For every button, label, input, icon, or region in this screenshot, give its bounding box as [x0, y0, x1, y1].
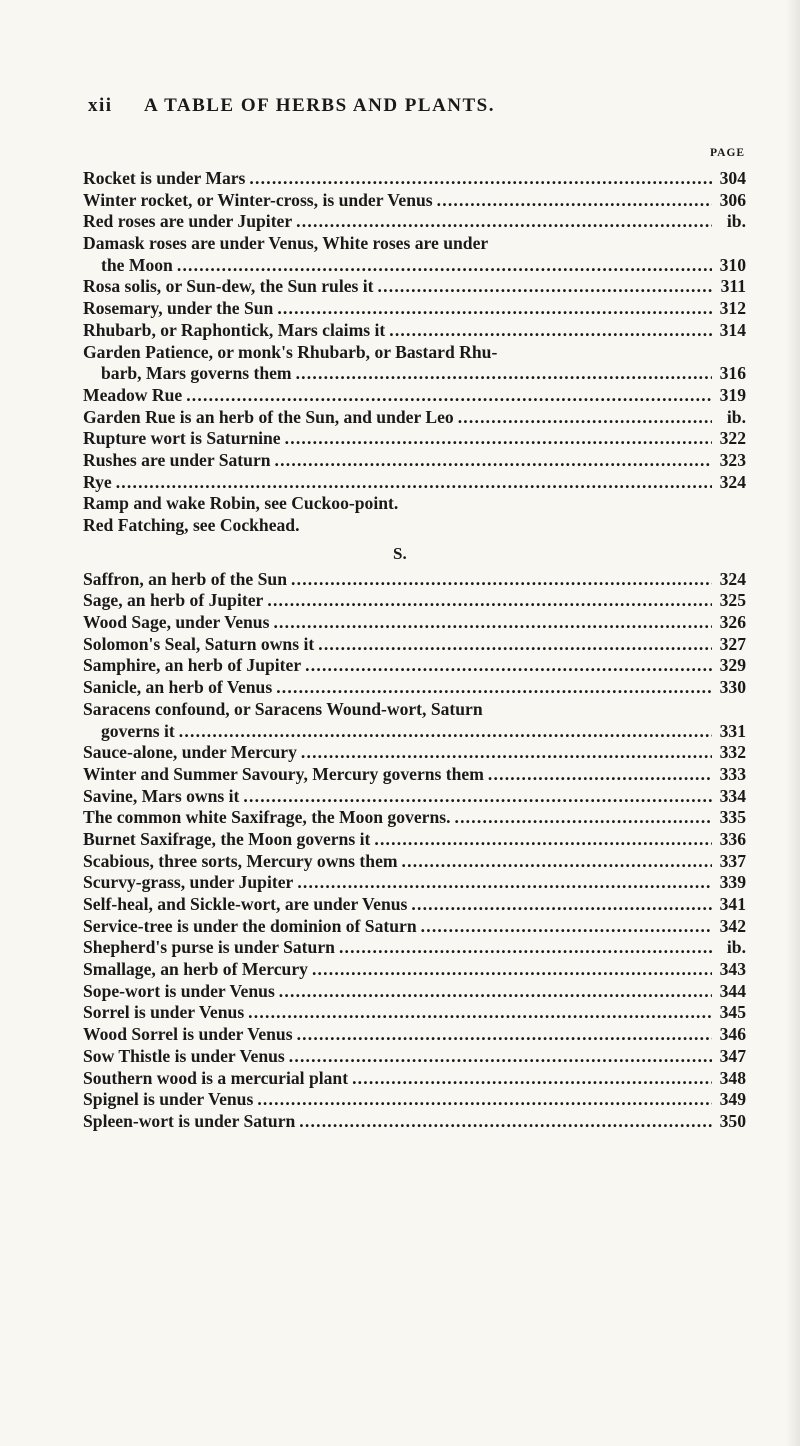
dot-leader: [339, 937, 712, 959]
index-entry: [83, 320, 746, 342]
entry-text: Spleen-wort is under Saturn: [83, 1110, 296, 1131]
index-entry: [83, 959, 746, 981]
entry-page-number: 324: [719, 568, 746, 589]
entry-page-number: ib.: [726, 211, 746, 232]
dot-leader: [305, 655, 712, 677]
entry-text: Red Fatching, see Cockhead.: [83, 515, 300, 535]
entry-text: Sope-wort is under Venus: [83, 980, 275, 1001]
entry-text: Wood Sage, under Venus: [83, 612, 270, 633]
entry-text: Spignel is under Venus: [83, 1089, 254, 1110]
dot-leader: [289, 1046, 712, 1068]
dot-leader: [177, 255, 712, 277]
dot-leader: [312, 959, 712, 981]
index-entry: [83, 655, 746, 677]
index-entry: [83, 407, 746, 429]
entry-page-number: 341: [719, 894, 746, 914]
entry-text: Service-tree is under the dominion of Saturn: [83, 915, 417, 936]
dot-leader: [421, 916, 712, 938]
entry-text: Garden Patience, or monk's Rhubarb, or Bastard Rhu-: [83, 341, 498, 362]
entry-page-number: 327: [719, 633, 746, 654]
index-entry: [83, 1046, 746, 1068]
dot-leader: [273, 612, 712, 634]
dot-leader: [279, 981, 712, 1003]
entry-text: Meadow Rue: [83, 384, 183, 405]
entry-text: Winter rocket, or Winter-cross, is under Venus: [83, 189, 433, 210]
entry-text: Rhubarb, or Raphontick, Mars claims it: [83, 319, 386, 340]
entry-page-number: 348: [719, 1067, 746, 1088]
entry-text: Self-heal, and Sickle-wort, are under Venus: [83, 894, 408, 914]
entry-page-number: 342: [719, 915, 746, 936]
index-entry: [83, 298, 746, 320]
entry-page-number: 344: [719, 980, 746, 1001]
dot-leader: [275, 450, 712, 472]
page-edge-shadow: [786, 0, 800, 1446]
entry-text: Sorrel is under Venus: [83, 1002, 245, 1023]
entry-text: Wood Sorrel is under Venus: [83, 1024, 293, 1045]
entry-text: Rocket is under Mars: [83, 168, 246, 188]
dot-leader: [301, 742, 712, 764]
index-entry: [83, 786, 746, 808]
entry-text: Ramp and wake Robin, see Cuckoo-point.: [83, 493, 399, 514]
entry-text: Sanicle, an herb of Venus: [83, 677, 273, 698]
index-entry: [83, 472, 746, 494]
dot-leader: [296, 363, 712, 385]
entry-text: Saracens confound, or Saracens Wound-wort, Saturn: [83, 698, 483, 719]
entry-text: Solomon's Seal, Saturn owns it: [83, 633, 315, 654]
index-entry: [83, 168, 746, 190]
dot-leader: [243, 786, 712, 808]
entry-page-number: 345: [719, 1002, 746, 1023]
entry-text: Savine, Mars owns it: [83, 785, 240, 806]
entry-text: Sow Thistle is under Venus: [83, 1045, 285, 1066]
entry-text: Burnet Saxifrage, the Moon governs it: [83, 828, 371, 849]
index-entry: [83, 981, 746, 1003]
entry-text: Samphire, an herb of Jupiter: [83, 655, 302, 676]
entry-page-number: 311: [720, 276, 746, 297]
dot-leader: [352, 1068, 712, 1090]
entry-text: Rushes are under Saturn: [83, 449, 271, 470]
entry-page-number: 323: [719, 449, 746, 470]
index-entry: [83, 450, 746, 472]
page-folio: xii: [88, 95, 113, 116]
dot-leader: [296, 211, 712, 233]
dot-leader: [318, 634, 712, 656]
entry-page-number: 306: [719, 189, 746, 210]
entry-text: governs it: [101, 720, 175, 741]
dot-leader: [277, 298, 712, 320]
dot-leader: [276, 677, 712, 699]
index-entry: [83, 493, 746, 515]
entry-page-number: 316: [719, 363, 746, 384]
entry-page-number: 326: [719, 612, 746, 633]
dot-leader: [297, 872, 712, 894]
entry-page-number: 331: [719, 720, 746, 741]
index-entry: [83, 385, 746, 407]
dot-leader: [186, 385, 712, 407]
entry-text: Scurvy-grass, under Jupiter: [83, 872, 294, 893]
dot-leader: [257, 1089, 712, 1111]
dot-leader: [285, 428, 712, 450]
entry-page-number: ib.: [726, 406, 746, 427]
entry-page-number: 335: [719, 807, 746, 828]
entry-page-number: 324: [719, 471, 746, 492]
dot-leader: [299, 1111, 712, 1133]
entry-text: Rupture wort is Saturnine: [83, 428, 281, 449]
dot-leader: [291, 569, 712, 591]
index-entry: [83, 590, 746, 612]
entry-page-number: 329: [719, 655, 746, 676]
index-entry: [83, 764, 746, 786]
entry-page-number: 314: [719, 319, 746, 340]
entry-page-number: 322: [719, 428, 746, 449]
index-entry: [83, 937, 746, 959]
entry-page-number: 336: [719, 828, 746, 849]
dot-leader: [458, 407, 712, 429]
entry-page-number: 312: [719, 298, 746, 319]
index-entry: [83, 1068, 746, 1090]
dot-leader: [116, 472, 712, 494]
herb-index-list: [83, 168, 746, 1133]
index-entry: [83, 190, 746, 212]
index-entry: [83, 677, 746, 699]
entry-page-number: 330: [719, 677, 746, 698]
dot-leader: [297, 1024, 712, 1046]
entry-text: Saffron, an herb of the Sun: [83, 568, 287, 589]
entry-text: Rosa solis, or Sun-dew, the Sun rules it: [83, 276, 374, 297]
entry-page-number: 319: [719, 384, 746, 405]
entry-page-number: ib.: [726, 937, 746, 958]
dot-leader: [411, 894, 712, 916]
entry-page-number: 350: [719, 1110, 746, 1131]
index-entry: [83, 276, 746, 298]
entry-text: Southern wood is a mercurial plant: [83, 1067, 349, 1088]
page-column-label: PAGE: [710, 147, 746, 159]
entry-text: Sauce-alone, under Mercury: [83, 742, 297, 763]
entry-text: Garden Rue is an herb of the Sun, and under Leo: [83, 406, 454, 427]
entry-page-number: 332: [719, 742, 746, 763]
index-entry: [83, 569, 746, 591]
dot-leader: [267, 590, 712, 612]
entry-page-number: 346: [719, 1024, 746, 1045]
index-entry: [83, 211, 746, 233]
index-entry: [83, 342, 746, 364]
index-entry: [83, 1111, 746, 1133]
entry-text: Rye: [83, 471, 112, 492]
entry-page-number: 347: [719, 1045, 746, 1066]
entry-page-number: 337: [719, 850, 746, 871]
dot-leader: [437, 190, 712, 212]
entry-page-number: 349: [719, 1089, 746, 1110]
page-title: A TABLE OF HERBS AND PLANTS.: [144, 95, 496, 116]
entry-text: Rosemary, under the Sun: [83, 298, 274, 319]
entry-page-number: 304: [719, 168, 746, 188]
entry-text: Sage, an herb of Jupiter: [83, 590, 264, 611]
dot-leader: [389, 320, 712, 342]
index-entry: [83, 1089, 746, 1111]
index-entry: [83, 363, 746, 385]
dot-leader: [248, 1002, 712, 1024]
index-entry: [83, 233, 746, 255]
entry-text: the Moon: [101, 254, 173, 275]
index-entry: [83, 829, 746, 851]
entry-page-number: 325: [719, 590, 746, 611]
index-entry: [83, 699, 746, 721]
index-entry: [83, 916, 746, 938]
index-entry: [83, 428, 746, 450]
index-entry: [83, 894, 746, 916]
entry-page-number: 334: [719, 785, 746, 806]
index-entry: [83, 1024, 746, 1046]
dot-leader: [374, 829, 712, 851]
entry-text: Winter and Summer Savoury, Mercury governs them: [83, 763, 484, 784]
index-entry: [83, 807, 746, 829]
entry-text: Smallage, an herb of Mercury: [83, 959, 308, 980]
index-entry: [83, 742, 746, 764]
dot-leader: [454, 807, 712, 829]
dot-leader: [378, 276, 712, 298]
dot-leader: [488, 764, 712, 786]
entry-page-number: 310: [719, 254, 746, 275]
index-entry: [83, 1002, 746, 1024]
entry-page-number: 343: [719, 959, 746, 980]
dot-leader: [179, 721, 712, 743]
entry-page-number: 339: [719, 872, 746, 893]
entry-text: Damask roses are under Venus, White roses are under: [83, 233, 489, 254]
entry-text: Shepherd's purse is under Saturn: [83, 937, 335, 958]
entry-text: barb, Mars governs them: [101, 363, 292, 384]
index-entry: [83, 634, 746, 656]
entry-text: The common white Saxifrage, the Moon governs.: [83, 807, 451, 828]
dot-leader: [249, 168, 712, 190]
index-entry: [83, 851, 746, 873]
entry-text: Scabious, three sorts, Mercury owns them: [83, 850, 398, 871]
index-entry: [83, 612, 746, 634]
index-entry: [83, 255, 746, 277]
index-entry: [83, 515, 746, 537]
index-entry: [83, 721, 746, 743]
index-entry: [83, 872, 746, 894]
entry-page-number: 333: [719, 763, 746, 784]
entry-text: Red roses are under Jupiter: [83, 211, 293, 232]
running-head: [88, 95, 788, 125]
section-letter: S.: [393, 543, 407, 563]
dot-leader: [402, 851, 712, 873]
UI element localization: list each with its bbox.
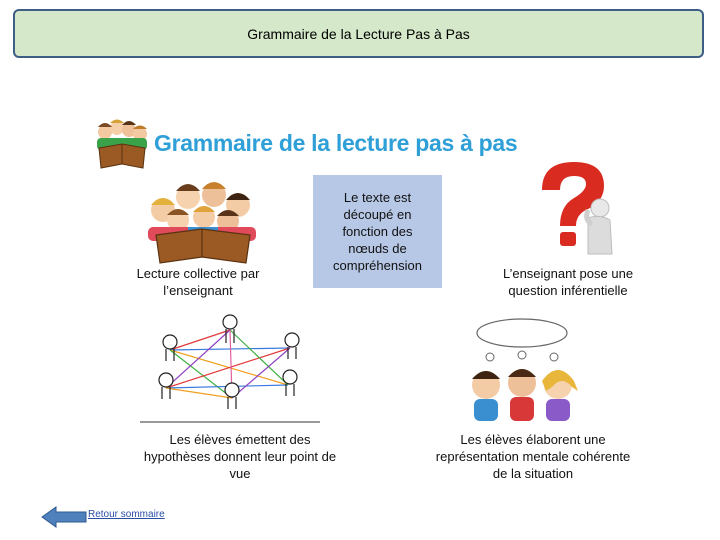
caption-representation-line-1: Les élèves élaborent une <box>460 432 606 447</box>
caption-hypotheses-line-1: Les élèves émettent des <box>169 432 311 447</box>
students-network-illustration <box>140 310 320 425</box>
box-line-3: fonction des <box>342 224 413 239</box>
caption-reading-line-2: l’enseignant <box>163 283 233 298</box>
caption-hypotheses-line-2: hypothèses donnent leur point de <box>143 449 337 464</box>
caption-reading-line-1: Lecture collective par <box>136 266 260 281</box>
header-title-bar <box>13 9 704 58</box>
box-line-4: nœuds de <box>348 241 407 256</box>
kids-reading-small-icon <box>93 118 151 174</box>
caption-representation-line-2: représentation mentale cohérente <box>435 449 631 464</box>
caption-question-line-1: L’enseignant pose une <box>502 266 634 281</box>
caption-hypotheses <box>126 431 354 482</box>
thinking-kids-illustration <box>462 315 582 425</box>
kids-reading-illustration <box>138 175 268 265</box>
caption-question <box>486 265 650 299</box>
caption-representation-line-3: de la situation <box>492 466 574 481</box>
box-line-2: découpé en <box>343 207 412 222</box>
caption-question-line-2: question inférentielle <box>508 283 628 298</box>
text-division-box <box>313 175 442 288</box>
box-line-5: compréhension <box>333 258 422 273</box>
slide-title: Grammaire de la lecture pas à pas <box>154 130 518 156</box>
caption-representation <box>422 431 644 482</box>
left-arrow-icon[interactable] <box>40 505 88 529</box>
question-mark-icon <box>522 160 632 260</box>
caption-hypotheses-line-3: vue <box>229 466 251 481</box>
caption-reading <box>118 265 278 299</box>
box-line-1: Le texte est <box>343 190 412 205</box>
back-to-summary-link[interactable]: Retour sommaire <box>88 509 165 520</box>
header-title: Grammaire de la Lecture Pas à Pas <box>247 25 470 42</box>
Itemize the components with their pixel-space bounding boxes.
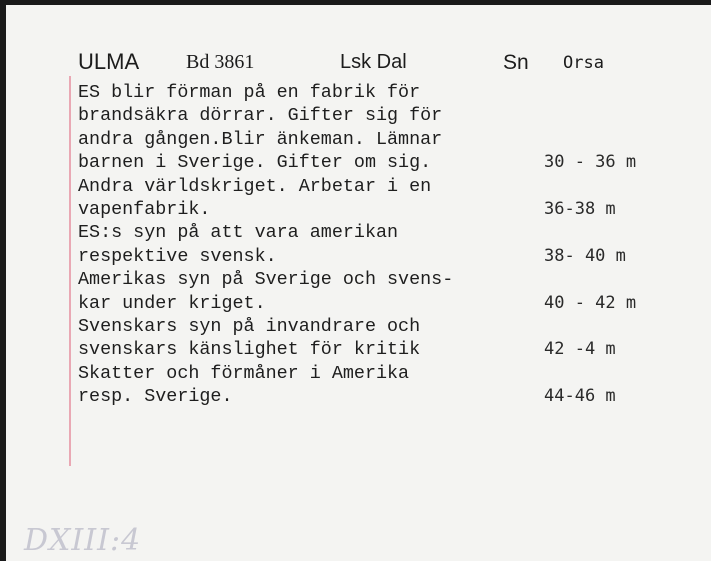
card-line — [78, 245, 698, 268]
line-text: svenskars känslighet för kritik — [78, 339, 421, 361]
margin-rule — [69, 76, 71, 466]
line-text: barnen i Sverige. Gifter om sig. — [78, 152, 432, 174]
shelfmark-handwritten: DXIII:4 — [24, 523, 142, 558]
page-range: 42 -4 m — [544, 339, 616, 360]
parish-label: Sn — [503, 51, 529, 74]
line-text: kar under kriget. — [78, 292, 266, 314]
line-text: andra gången.Blir änkeman. Lämnar — [78, 128, 443, 150]
page-range: 44-46 m — [544, 386, 616, 407]
card-line — [78, 362, 698, 385]
card-line — [78, 221, 698, 244]
line-text: Svenskars syn på invandrare och — [78, 315, 421, 337]
line-text: Skatter och förmåner i Amerika — [78, 362, 410, 384]
card-line — [78, 338, 698, 361]
index-card — [6, 5, 711, 561]
card-line — [78, 104, 698, 127]
card-line — [78, 292, 698, 315]
line-text: Andra världskriget. Arbetar i en — [78, 175, 432, 197]
line-text: brandsäkra dörrar. Gifter sig för — [78, 105, 443, 127]
page-range: 30 - 36 m — [544, 152, 637, 173]
line-text: respektive svensk. — [78, 245, 277, 267]
card-body — [78, 81, 698, 408]
line-text: resp. Sverige. — [78, 386, 233, 408]
card-line — [78, 175, 698, 198]
card-line — [78, 81, 698, 104]
page-range: 40 - 42 m — [544, 292, 637, 313]
line-text: ES blir förman på en fabrik för — [78, 82, 421, 103]
parish-name: Orsa — [563, 53, 604, 73]
card-line — [78, 385, 698, 408]
card-header — [6, 49, 711, 79]
page-range: 36-38 m — [544, 198, 616, 219]
card-line — [78, 198, 698, 221]
archive-name: ULMA — [78, 49, 140, 74]
line-text: vapenfabrik. — [78, 198, 211, 220]
card-line — [78, 128, 698, 151]
province-label: Lsk Dal — [340, 51, 407, 73]
line-text: ES:s syn på att vara amerikan — [78, 222, 399, 244]
page-range: 38- 40 m — [544, 245, 626, 266]
card-line — [78, 315, 698, 338]
card-line — [78, 151, 698, 174]
card-line — [78, 268, 698, 291]
line-text: Amerikas syn på Sverige och svens- — [78, 269, 454, 291]
volume-number: Bd 3861 — [186, 51, 255, 73]
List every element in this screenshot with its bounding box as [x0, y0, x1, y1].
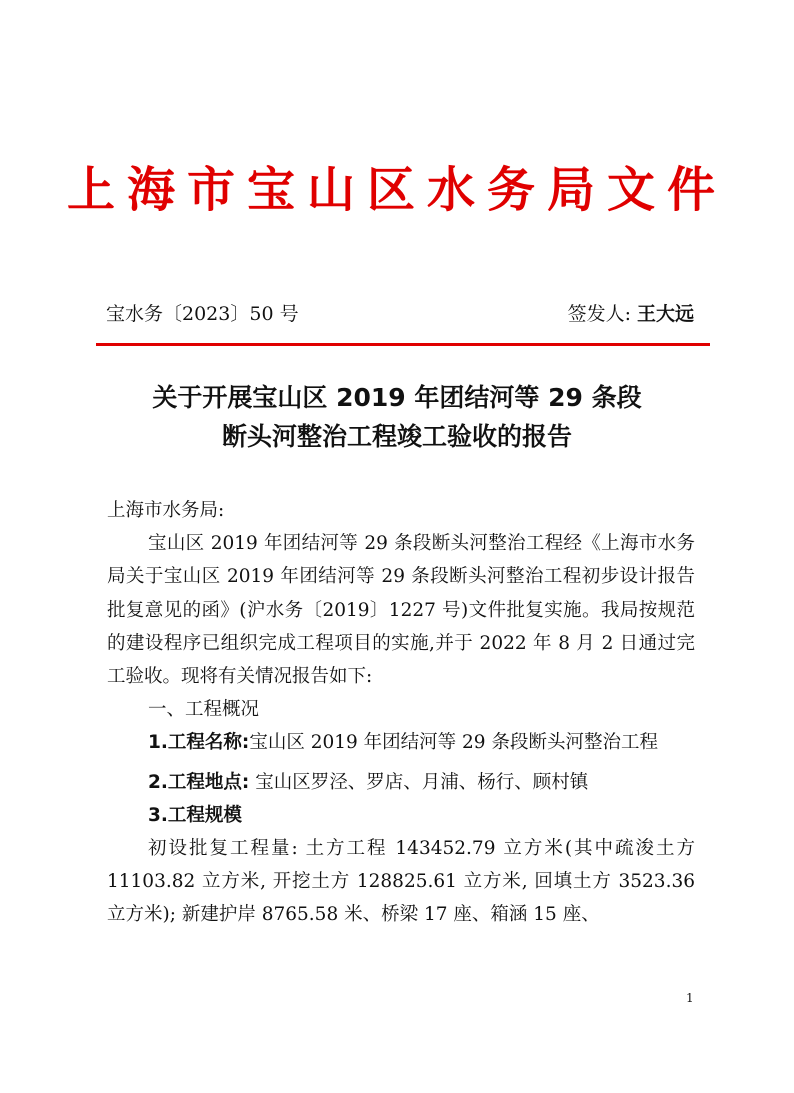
item-project-location-label: 2.工程地点:	[148, 771, 250, 793]
signer-label: 签发人:	[567, 303, 631, 325]
scale-paragraph: 初设批复工程量: 土方工程 143452.79 立方米(其中疏浚土方 11103.82 立方米, 开挖土方 128825.61 立方米, 回填土方 3523.36 立方米); 新建护岸 8765.58 米、桥梁 17 座、箱涵 15 座、	[107, 838, 695, 926]
salutation: 上海市水务局:	[107, 500, 225, 521]
item-project-scale-heading: 3.工程规模	[148, 804, 242, 826]
document-number: 宝水务〔2023〕50 号	[106, 303, 299, 325]
item-project-name-text: 宝山区 2019 年团结河等 29 条段断头河整治工程	[249, 732, 658, 754]
item-project-name	[107, 726, 695, 759]
item-project-name-label: 1.工程名称:	[148, 732, 250, 754]
section-heading-overview: 一、工程概况	[148, 699, 260, 721]
org-header-title: 上海市宝山区水务局文件	[66, 162, 727, 218]
page-number: 1	[686, 991, 694, 1005]
report-title-line-1: 关于开展宝山区 2019 年团结河等 29 条段	[152, 383, 642, 412]
intro-paragraph: 宝山区 2019 年团结河等 29 条段断头河整治工程经《上海市水务局关于宝山区 2019 年团结河等 29 条段断头河整治工程初步设计报告批复意见的函》(沪水务〔2019〕1227 号)文件批复实施。我局按规范的建设程序已组织完成工程项目的实施,并于 2022 年 8 月 2 日通过完工验收。现将有关情况报告如下:	[107, 533, 695, 688]
signer-block	[568, 300, 694, 328]
report-title-line-2: 断头河整治工程竣工验收的报告	[221, 422, 572, 451]
item-project-location	[107, 766, 695, 799]
red-divider-line	[96, 343, 710, 346]
signer-name: 王大远	[636, 303, 694, 325]
report-title	[100, 378, 694, 456]
report-body	[107, 494, 695, 932]
item-project-location-text: 宝山区罗泾、罗店、月浦、杨行、顾村镇	[249, 771, 589, 793]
::::::::
Goal of the exercise —
Collect every line above that contains the string "icon". Case counts, so copy only the lines where it appears in that exact case.

Right answer —
For every button, label, input, icon, or region in this screenshot, give its bounding box as [x0, y0, x1, y1].
kids-reading-small-icon <box>93 118 151 174</box>
left-arrow-icon[interactable] <box>40 505 88 529</box>
question-mark-icon <box>522 160 632 260</box>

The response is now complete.